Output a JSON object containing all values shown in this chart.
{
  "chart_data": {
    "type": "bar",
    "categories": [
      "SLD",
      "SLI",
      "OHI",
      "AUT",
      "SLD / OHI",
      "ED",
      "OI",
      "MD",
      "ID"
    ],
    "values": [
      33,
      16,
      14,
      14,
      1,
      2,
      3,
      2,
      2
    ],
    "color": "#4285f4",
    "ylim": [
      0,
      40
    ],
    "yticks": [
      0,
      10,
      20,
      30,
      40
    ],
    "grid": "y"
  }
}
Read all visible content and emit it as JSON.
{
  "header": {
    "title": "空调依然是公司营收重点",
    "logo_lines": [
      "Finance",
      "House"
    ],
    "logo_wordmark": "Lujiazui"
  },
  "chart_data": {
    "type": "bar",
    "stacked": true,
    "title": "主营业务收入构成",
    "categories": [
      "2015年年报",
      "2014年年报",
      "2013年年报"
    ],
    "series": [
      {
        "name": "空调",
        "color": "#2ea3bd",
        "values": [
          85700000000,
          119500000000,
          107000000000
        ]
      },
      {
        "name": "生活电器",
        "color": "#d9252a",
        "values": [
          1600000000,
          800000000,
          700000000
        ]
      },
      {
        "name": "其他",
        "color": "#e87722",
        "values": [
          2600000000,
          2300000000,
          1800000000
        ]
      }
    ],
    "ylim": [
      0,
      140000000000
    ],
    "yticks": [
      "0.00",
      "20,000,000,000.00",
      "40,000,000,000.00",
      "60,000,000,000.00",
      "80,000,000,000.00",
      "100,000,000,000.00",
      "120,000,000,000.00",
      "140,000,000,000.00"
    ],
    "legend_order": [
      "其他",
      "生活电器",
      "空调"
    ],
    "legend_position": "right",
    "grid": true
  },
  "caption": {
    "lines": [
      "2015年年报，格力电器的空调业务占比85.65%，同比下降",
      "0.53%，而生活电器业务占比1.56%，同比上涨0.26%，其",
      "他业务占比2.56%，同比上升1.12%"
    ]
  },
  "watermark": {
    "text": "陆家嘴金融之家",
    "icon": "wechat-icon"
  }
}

------------

_Requirements_
Going through the entries above line by line, work out how many lines include the word "JSON". Only the number is required.

_Task result_
2